#### What is asked:
Using the records below, locate all lines containing "三堂一舍" and return them.

#### Records shown:
----

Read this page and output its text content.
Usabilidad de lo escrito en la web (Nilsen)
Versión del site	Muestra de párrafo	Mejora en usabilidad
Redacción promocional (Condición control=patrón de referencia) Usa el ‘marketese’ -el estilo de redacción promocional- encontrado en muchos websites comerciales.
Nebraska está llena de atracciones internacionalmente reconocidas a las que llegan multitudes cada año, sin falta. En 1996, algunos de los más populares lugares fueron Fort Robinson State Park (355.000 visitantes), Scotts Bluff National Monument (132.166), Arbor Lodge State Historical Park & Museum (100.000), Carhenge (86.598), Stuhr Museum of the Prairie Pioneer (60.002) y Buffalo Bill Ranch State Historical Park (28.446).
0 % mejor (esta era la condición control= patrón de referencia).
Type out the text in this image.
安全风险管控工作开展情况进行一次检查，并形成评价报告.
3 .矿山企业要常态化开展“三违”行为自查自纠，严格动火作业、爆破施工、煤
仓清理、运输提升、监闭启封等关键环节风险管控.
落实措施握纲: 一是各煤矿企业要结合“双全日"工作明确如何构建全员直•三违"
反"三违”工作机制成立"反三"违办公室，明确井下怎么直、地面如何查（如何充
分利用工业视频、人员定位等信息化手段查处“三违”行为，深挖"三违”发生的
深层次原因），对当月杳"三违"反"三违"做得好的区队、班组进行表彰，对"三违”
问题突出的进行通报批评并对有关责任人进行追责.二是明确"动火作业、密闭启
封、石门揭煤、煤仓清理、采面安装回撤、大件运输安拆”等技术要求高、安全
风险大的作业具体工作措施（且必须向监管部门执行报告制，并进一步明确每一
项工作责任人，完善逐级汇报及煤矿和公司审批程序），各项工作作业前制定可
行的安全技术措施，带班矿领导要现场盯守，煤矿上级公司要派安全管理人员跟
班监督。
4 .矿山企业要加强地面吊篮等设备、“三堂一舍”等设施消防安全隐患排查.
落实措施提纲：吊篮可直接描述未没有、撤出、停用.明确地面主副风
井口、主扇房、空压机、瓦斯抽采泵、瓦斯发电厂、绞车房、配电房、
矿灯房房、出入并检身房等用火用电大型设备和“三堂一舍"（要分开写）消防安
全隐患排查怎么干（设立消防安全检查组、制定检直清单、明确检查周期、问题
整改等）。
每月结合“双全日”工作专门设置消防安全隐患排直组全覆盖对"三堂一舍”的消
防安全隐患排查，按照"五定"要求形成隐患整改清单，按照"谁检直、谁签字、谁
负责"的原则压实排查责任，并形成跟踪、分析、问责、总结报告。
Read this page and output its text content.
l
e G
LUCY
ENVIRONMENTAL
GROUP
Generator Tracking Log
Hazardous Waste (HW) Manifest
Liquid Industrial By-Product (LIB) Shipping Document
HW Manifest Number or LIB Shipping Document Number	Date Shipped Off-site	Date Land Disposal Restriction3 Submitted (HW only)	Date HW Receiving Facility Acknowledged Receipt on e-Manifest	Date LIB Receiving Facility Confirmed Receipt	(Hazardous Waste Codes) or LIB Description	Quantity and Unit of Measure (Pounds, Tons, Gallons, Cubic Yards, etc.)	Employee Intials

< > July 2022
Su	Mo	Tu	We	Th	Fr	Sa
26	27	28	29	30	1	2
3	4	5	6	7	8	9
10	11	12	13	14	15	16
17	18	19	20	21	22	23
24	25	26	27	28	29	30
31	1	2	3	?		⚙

----

#### Reply:
4 .矿山企业要加强地面吊篮等设备、“三堂一舍”等设施消防安全隐患排查.
矿灯房房、出入并检身房等用火用电大型设备和“三堂一舍"（要分开写）消防安
每月结合“双全日”工作专门设置消防安全隐患排直组全覆盖对"三堂一舍”的消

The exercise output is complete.